#### [GIVEN REQUEST]
Report every line below that holds the word "this".

#### [RECORD EXTRACTS]

☆ ☆ ☆ ☆ ☆ ☆ ☆

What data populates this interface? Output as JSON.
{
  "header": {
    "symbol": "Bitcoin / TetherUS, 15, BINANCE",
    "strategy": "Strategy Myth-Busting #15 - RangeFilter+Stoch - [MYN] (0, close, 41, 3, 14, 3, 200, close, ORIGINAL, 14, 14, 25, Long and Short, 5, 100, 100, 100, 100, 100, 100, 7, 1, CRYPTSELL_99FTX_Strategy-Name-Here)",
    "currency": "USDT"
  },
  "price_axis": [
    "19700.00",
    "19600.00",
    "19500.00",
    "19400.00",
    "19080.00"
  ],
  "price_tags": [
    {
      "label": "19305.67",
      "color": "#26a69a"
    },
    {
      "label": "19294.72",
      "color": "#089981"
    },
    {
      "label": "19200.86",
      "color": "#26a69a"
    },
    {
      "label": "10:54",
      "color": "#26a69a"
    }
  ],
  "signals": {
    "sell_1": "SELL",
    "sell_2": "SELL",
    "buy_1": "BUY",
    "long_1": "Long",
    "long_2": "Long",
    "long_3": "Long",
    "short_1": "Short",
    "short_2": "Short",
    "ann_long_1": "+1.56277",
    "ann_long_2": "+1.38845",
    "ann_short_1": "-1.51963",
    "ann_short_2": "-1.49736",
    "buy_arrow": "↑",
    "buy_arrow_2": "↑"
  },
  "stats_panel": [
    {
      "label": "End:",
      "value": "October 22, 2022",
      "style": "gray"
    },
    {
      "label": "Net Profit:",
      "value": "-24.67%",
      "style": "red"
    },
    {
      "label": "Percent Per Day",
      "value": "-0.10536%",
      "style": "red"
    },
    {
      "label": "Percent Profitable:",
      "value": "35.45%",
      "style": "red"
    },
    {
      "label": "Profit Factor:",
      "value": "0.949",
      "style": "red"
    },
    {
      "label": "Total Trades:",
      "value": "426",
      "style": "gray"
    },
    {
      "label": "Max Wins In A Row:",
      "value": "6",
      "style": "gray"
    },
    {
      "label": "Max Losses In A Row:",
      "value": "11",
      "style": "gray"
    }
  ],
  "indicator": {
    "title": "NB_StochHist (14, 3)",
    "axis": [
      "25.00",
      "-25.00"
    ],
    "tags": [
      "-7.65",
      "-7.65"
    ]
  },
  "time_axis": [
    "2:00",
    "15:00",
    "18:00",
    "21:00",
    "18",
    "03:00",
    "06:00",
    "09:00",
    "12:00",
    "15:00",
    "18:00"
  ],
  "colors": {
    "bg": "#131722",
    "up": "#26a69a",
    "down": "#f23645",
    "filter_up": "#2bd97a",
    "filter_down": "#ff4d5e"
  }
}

☆ ☆ ☆ ☆ ☆ ☆ ☆

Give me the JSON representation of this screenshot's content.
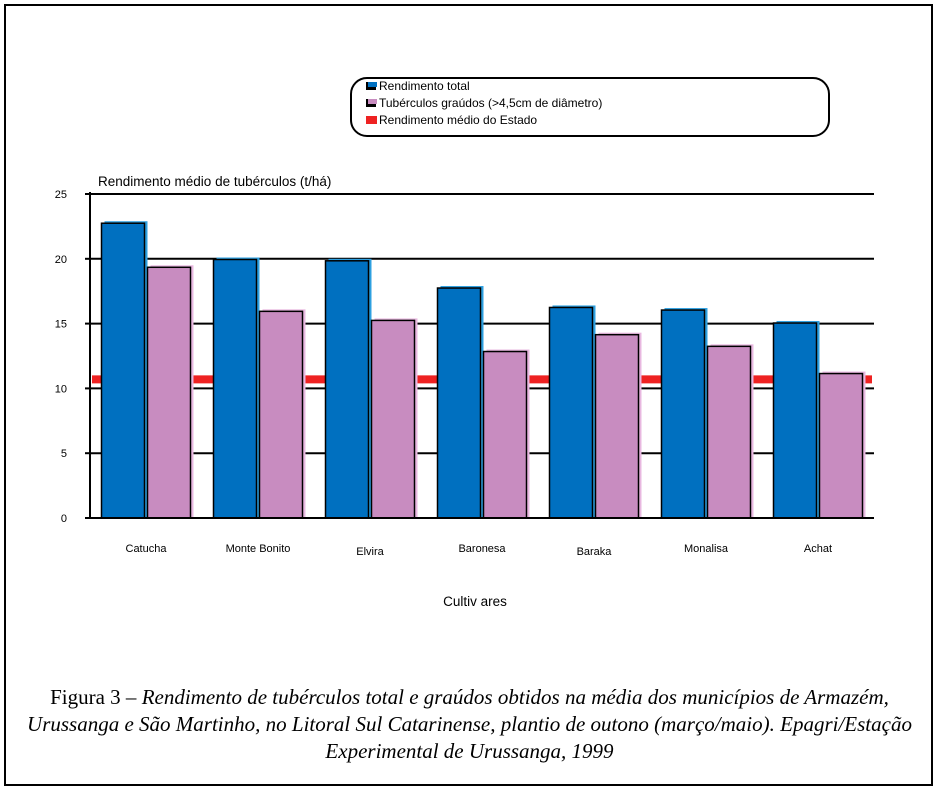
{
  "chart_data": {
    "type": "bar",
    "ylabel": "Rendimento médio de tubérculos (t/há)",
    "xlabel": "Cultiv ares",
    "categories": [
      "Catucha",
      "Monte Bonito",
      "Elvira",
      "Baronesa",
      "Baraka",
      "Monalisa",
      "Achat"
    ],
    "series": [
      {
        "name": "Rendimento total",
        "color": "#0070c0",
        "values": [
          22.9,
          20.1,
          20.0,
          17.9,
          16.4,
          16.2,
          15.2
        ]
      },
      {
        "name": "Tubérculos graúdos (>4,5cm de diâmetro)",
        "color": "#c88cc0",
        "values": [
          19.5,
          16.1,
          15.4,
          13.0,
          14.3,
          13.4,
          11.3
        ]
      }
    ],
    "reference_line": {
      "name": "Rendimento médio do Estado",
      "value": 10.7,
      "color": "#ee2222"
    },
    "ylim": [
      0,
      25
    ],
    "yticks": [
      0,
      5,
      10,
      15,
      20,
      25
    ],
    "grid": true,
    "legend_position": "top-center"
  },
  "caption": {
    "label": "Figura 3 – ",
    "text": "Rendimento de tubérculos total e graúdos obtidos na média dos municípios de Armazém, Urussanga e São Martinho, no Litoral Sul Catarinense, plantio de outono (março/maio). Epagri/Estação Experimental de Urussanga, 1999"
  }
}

☆ ☆ ☆ ☆ ☆ ☆ ☆

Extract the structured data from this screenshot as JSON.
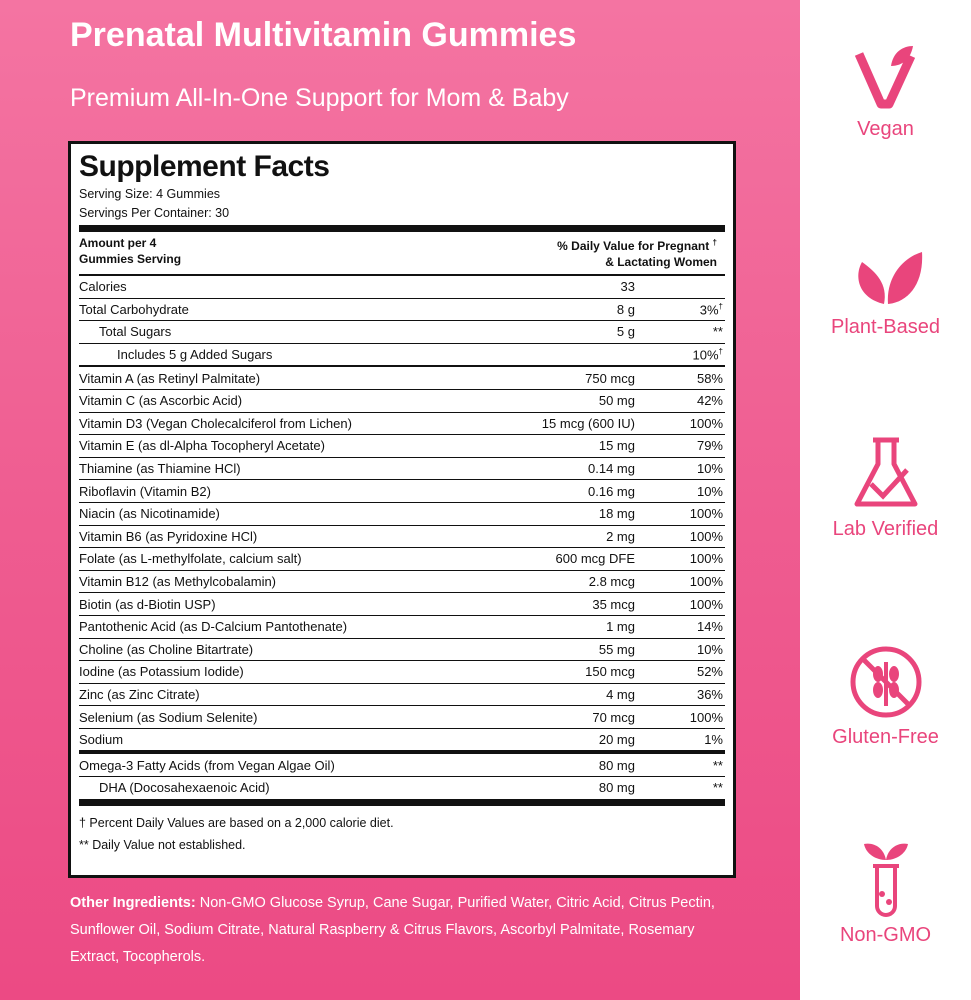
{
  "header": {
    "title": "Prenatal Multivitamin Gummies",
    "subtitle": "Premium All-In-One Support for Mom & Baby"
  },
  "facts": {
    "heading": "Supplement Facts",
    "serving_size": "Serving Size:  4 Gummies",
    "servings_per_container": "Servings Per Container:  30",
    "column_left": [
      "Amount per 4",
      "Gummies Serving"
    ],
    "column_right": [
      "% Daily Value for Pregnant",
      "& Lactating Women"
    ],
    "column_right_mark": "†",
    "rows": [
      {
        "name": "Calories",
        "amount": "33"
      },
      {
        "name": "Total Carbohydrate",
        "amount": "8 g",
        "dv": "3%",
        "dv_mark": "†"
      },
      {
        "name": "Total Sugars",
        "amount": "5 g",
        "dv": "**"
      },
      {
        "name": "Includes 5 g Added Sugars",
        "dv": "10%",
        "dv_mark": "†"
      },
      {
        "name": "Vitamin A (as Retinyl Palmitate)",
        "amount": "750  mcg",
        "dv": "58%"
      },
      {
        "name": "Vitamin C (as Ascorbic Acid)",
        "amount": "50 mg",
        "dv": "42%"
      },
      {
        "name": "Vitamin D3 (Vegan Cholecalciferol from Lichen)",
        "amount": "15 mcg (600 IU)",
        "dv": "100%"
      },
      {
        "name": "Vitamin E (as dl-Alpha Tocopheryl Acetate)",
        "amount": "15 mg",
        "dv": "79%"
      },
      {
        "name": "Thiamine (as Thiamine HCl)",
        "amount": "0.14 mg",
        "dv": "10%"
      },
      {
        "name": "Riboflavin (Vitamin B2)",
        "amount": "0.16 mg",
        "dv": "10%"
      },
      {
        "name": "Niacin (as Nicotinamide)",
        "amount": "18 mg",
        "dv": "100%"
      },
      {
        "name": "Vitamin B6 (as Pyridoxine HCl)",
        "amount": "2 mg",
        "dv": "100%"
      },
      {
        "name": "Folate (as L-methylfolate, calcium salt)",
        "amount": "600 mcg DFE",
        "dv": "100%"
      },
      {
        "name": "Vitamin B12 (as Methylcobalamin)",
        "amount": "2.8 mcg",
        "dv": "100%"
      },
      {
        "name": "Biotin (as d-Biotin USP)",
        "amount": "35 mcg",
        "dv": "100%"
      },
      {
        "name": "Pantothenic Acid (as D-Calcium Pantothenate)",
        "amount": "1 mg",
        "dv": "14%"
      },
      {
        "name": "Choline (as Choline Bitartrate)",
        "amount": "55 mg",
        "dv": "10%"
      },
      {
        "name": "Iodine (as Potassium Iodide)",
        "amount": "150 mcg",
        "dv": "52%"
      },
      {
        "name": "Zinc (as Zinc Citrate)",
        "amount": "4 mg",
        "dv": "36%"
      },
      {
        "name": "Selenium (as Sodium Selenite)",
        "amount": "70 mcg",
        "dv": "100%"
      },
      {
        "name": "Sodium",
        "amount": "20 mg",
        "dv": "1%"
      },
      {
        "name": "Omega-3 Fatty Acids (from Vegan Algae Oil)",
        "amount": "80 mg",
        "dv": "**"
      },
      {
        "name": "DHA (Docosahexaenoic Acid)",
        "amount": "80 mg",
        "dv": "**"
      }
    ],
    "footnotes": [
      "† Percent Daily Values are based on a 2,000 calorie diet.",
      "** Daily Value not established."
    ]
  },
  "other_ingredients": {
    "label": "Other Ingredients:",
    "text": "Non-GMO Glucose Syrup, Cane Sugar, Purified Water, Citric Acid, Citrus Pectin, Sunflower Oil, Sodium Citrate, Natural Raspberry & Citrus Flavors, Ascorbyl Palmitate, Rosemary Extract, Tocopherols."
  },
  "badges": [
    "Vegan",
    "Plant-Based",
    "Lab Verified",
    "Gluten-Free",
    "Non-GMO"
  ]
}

☆ ☆ ☆ ☆ ☆ ☆ ☆

#### [ANSWER BELOW]
What data populates this interface? Output as JSON.
Give me the JSON representation of this screenshot's content.
Extract the structured data from this screenshot as JSON.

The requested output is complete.